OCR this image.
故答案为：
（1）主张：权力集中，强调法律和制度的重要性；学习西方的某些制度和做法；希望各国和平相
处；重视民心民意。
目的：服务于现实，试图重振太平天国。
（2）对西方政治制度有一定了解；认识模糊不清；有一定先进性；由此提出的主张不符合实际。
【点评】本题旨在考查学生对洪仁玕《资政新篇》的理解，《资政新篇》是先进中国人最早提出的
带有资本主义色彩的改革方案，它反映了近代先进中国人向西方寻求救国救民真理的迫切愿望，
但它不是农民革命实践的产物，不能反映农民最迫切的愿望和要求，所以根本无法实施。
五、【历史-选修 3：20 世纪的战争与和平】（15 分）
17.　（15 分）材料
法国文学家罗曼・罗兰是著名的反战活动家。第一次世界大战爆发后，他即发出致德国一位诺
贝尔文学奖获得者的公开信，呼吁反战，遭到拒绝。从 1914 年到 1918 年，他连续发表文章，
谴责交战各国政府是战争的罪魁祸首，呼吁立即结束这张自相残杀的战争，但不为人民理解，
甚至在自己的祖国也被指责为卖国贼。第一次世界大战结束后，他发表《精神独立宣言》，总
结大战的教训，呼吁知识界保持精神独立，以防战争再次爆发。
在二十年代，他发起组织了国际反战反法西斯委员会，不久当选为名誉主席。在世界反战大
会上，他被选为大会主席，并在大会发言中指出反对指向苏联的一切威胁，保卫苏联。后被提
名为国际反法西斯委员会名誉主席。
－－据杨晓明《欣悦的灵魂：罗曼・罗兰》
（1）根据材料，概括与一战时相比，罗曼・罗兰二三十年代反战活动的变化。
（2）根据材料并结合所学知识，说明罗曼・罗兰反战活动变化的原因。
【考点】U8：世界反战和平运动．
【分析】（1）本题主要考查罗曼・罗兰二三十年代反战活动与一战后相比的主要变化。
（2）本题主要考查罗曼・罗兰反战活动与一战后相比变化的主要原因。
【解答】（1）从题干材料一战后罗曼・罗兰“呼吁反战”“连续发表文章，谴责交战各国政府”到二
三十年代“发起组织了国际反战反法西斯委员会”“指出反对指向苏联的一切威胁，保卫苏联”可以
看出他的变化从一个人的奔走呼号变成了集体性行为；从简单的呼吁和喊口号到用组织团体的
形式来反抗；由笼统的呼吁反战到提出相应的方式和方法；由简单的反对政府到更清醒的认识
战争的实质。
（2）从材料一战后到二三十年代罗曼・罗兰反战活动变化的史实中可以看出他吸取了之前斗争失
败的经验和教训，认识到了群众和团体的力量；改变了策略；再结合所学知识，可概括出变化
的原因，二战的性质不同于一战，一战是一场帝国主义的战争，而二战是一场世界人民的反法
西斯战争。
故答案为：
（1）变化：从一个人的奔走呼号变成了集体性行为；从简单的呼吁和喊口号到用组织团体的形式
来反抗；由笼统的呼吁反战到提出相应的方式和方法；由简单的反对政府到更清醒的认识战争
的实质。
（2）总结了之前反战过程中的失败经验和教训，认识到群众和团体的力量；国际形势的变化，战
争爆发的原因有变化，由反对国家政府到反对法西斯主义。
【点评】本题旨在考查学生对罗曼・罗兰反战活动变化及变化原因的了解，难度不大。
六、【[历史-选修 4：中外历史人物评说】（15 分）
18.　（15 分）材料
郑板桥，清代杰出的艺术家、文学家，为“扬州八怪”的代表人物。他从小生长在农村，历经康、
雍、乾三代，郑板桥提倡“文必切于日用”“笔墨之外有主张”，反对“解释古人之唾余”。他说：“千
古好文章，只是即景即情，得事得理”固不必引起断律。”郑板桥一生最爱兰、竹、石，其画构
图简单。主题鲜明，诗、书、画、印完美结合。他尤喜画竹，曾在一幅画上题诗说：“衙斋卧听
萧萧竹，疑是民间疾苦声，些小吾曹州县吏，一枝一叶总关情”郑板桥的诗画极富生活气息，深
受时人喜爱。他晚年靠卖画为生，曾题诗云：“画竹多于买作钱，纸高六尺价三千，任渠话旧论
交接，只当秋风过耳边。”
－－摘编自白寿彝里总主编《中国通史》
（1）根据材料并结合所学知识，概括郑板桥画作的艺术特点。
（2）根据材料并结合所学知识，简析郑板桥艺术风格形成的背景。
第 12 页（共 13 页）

* * * *

» **Stated task**
Extract each entry in full and write it down exactly.

» **Solution**
OCR this image.
故答案为：
（1）主张：权力集中，强调法律和制度的重要性；学习西方的某些制度和做法；希望各国和平相
处；重视民心民意。
目的：服务于现实，试图重振太平天国。
（2）对西方政治制度有一定了解；认识模糊不清；有一定先进性；由此提出的主张不符合实际。
【点评】本题旨在考查学生对洪仁玕《资政新篇》的理解，《资政新篇》是先进中国人最早提出的
带有资本主义色彩的改革方案，它反映了近代先进中国人向西方寻求救国救民真理的迫切愿望，
但它不是农民革命实践的产物，不能反映农民最迫切的愿望和要求，所以根本无法实施。
五、【历史-选修 3：20 世纪的战争与和平】（15 分）
17.　（15 分）材料
法国文学家罗曼・罗兰是著名的反战活动家。第一次世界大战爆发后，他即发出致德国一位诺
贝尔文学奖获得者的公开信，呼吁反战，遭到拒绝。从 1914 年到 1918 年，他连续发表文章，
谴责交战各国政府是战争的罪魁祸首，呼吁立即结束这张自相残杀的战争，但不为人民理解，
甚至在自己的祖国也被指责为卖国贼。第一次世界大战结束后，他发表《精神独立宣言》，总
结大战的教训，呼吁知识界保持精神独立，以防战争再次爆发。
在二十年代，他发起组织了国际反战反法西斯委员会，不久当选为名誉主席。在世界反战大
会上，他被选为大会主席，并在大会发言中指出反对指向苏联的一切威胁，保卫苏联。后被提
名为国际反法西斯委员会名誉主席。
－－据杨晓明《欣悦的灵魂：罗曼・罗兰》
（1）根据材料，概括与一战时相比，罗曼・罗兰二三十年代反战活动的变化。
（2）根据材料并结合所学知识，说明罗曼・罗兰反战活动变化的原因。
【考点】U8：世界反战和平运动．
【分析】（1）本题主要考查罗曼・罗兰二三十年代反战活动与一战后相比的主要变化。
（2）本题主要考查罗曼・罗兰反战活动与一战后相比变化的主要原因。
【解答】（1）从题干材料一战后罗曼・罗兰“呼吁反战”“连续发表文章，谴责交战各国政府”到二
三十年代“发起组织了国际反战反法西斯委员会”“指出反对指向苏联的一切威胁，保卫苏联”可以
看出他的变化从一个人的奔走呼号变成了集体性行为；从简单的呼吁和喊口号到用组织团体的
形式来反抗；由笼统的呼吁反战到提出相应的方式和方法；由简单的反对政府到更清醒的认识
战争的实质。
（2）从材料一战后到二三十年代罗曼・罗兰反战活动变化的史实中可以看出他吸取了之前斗争失
败的经验和教训，认识到了群众和团体的力量；改变了策略；再结合所学知识，可概括出变化
的原因，二战的性质不同于一战，一战是一场帝国主义的战争，而二战是一场世界人民的反法
西斯战争。
故答案为：
（1）变化：从一个人的奔走呼号变成了集体性行为；从简单的呼吁和喊口号到用组织团体的形式
来反抗；由笼统的呼吁反战到提出相应的方式和方法；由简单的反对政府到更清醒的认识战争
的实质。
（2）总结了之前反战过程中的失败经验和教训，认识到群众和团体的力量；国际形势的变化，战
争爆发的原因有变化，由反对国家政府到反对法西斯主义。
【点评】本题旨在考查学生对罗曼・罗兰反战活动变化及变化原因的了解，难度不大。
六、【[历史-选修 4：中外历史人物评说】（15 分）
18.　（15 分）材料
郑板桥，清代杰出的艺术家、文学家，为“扬州八怪”的代表人物。他从小生长在农村，历经康、
雍、乾三代，郑板桥提倡“文必切于日用”“笔墨之外有主张”，反对“解释古人之唾余”。他说：“千
古好文章，只是即景即情，得事得理”固不必引起断律。”郑板桥一生最爱兰、竹、石，其画构
图简单。主题鲜明，诗、书、画、印完美结合。他尤喜画竹，曾在一幅画上题诗说：“衙斋卧听
萧萧竹，疑是民间疾苦声，些小吾曹州县吏，一枝一叶总关情”郑板桥的诗画极富生活气息，深
受时人喜爱。他晚年靠卖画为生，曾题诗云：“画竹多于买作钱，纸高六尺价三千，任渠话旧论
交接，只当秋风过耳边。”
－－摘编自白寿彝里总主编《中国通史》
（1）根据材料并结合所学知识，概括郑板桥画作的艺术特点。
（2）根据材料并结合所学知识，简析郑板桥艺术风格形成的背景。
第 12 页（共 13 页）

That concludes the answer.